# WHAT TO WORK ON
Reproduce verbatim the lines of the data beginning with the line containing "signature-block <box>65 671 753 741</box>" and continuing through the line containing "intro-paragraph: In tiefer", both included.

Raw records
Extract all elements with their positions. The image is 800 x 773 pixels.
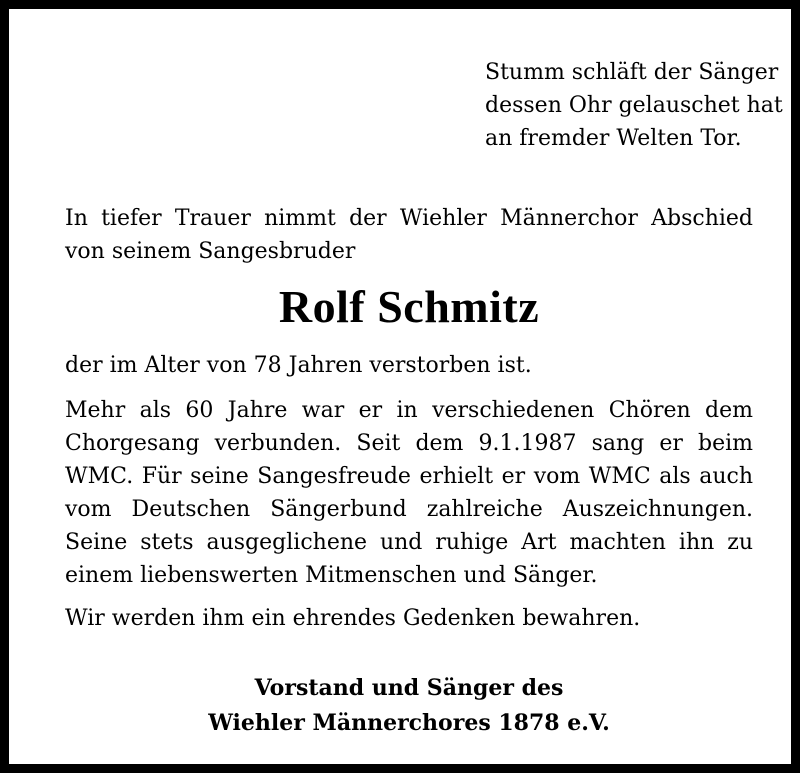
signature-block <box>65 671 753 741</box>
verse-line: dessen Ohr gelauschet hat <box>485 93 783 118</box>
closing-line: Wir werden ihm ein ehrendes Gedenken bewahren. <box>65 606 641 631</box>
verse-line: Stumm schläft der Sänger <box>485 60 779 85</box>
age-line: der im Alter von 78 Jahren verstorben ist. <box>65 353 532 378</box>
deceased-name: Rolf Schmitz <box>278 281 540 332</box>
intro-paragraph: In tiefer Trauer nimmt der Wiehler Männerchor Abschied von seinem Sangesbruder <box>65 206 753 264</box>
biography-paragraph: Mehr als 60 Jahre war er in verschiedenen Chören dem Chorgesang verbunden. Seit dem 9.1.1987 sang er beim WMC. Für seine Sangesfreude erhielt er vom WMC als auch vom Deutschen Sängerbund zahlreiche Auszeichnungen. Seine stets ausgeglichene und ruhige Art machten ihn zu einem liebenswerten Mitmenschen und Sänger. <box>65 398 753 588</box>
signature-line-2: Wiehler Männerchores 1878 e.V. <box>208 710 610 736</box>
memorial-verse <box>485 56 785 155</box>
verse-line: an fremder Welten Tor. <box>485 126 742 151</box>
signature-line-1: Vorstand und Sänger des <box>254 675 564 701</box>
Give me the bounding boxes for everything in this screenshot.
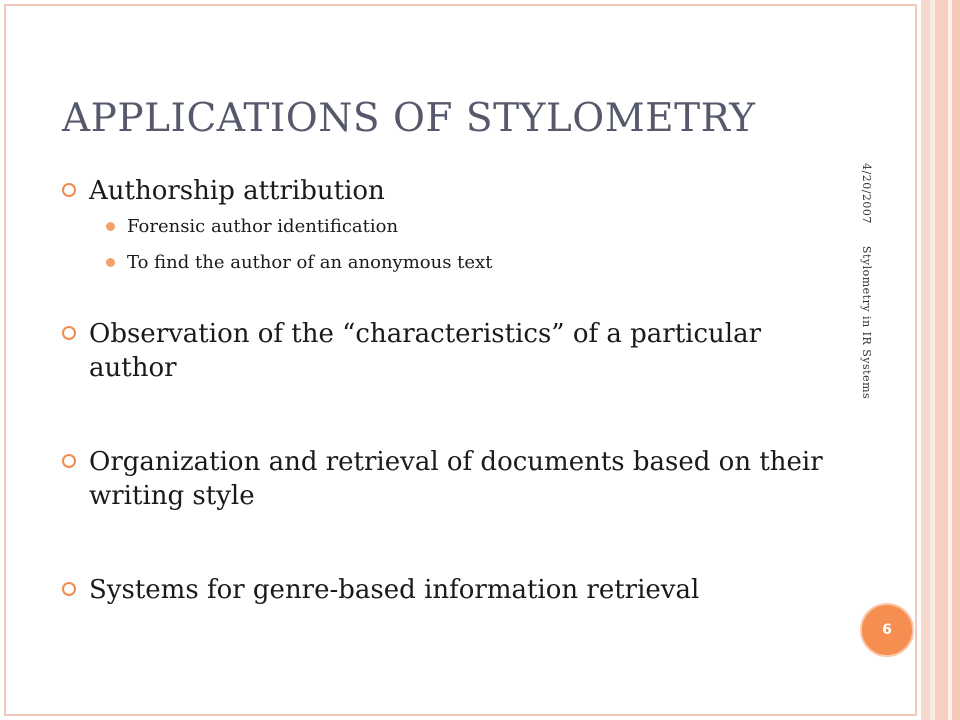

# RESPONSE
signature-block <box>65 671 753 741</box>
verse-line: dessen Ohr gelauschet hat <box>485 93 783 118</box>
closing-line: Wir werden ihm ein ehrendes Gedenken bewahren. <box>65 606 641 631</box>
verse-line: Stumm schläft der Sänger <box>485 60 779 85</box>
age-line: der im Alter von 78 Jahren verstorben ist. <box>65 353 532 378</box>
deceased-name: Rolf Schmitz <box>278 281 540 332</box>
intro-paragraph: In tiefer Trauer nimmt der Wiehler Männerchor Abschied von seinem Sangesbruder <box>65 206 753 264</box>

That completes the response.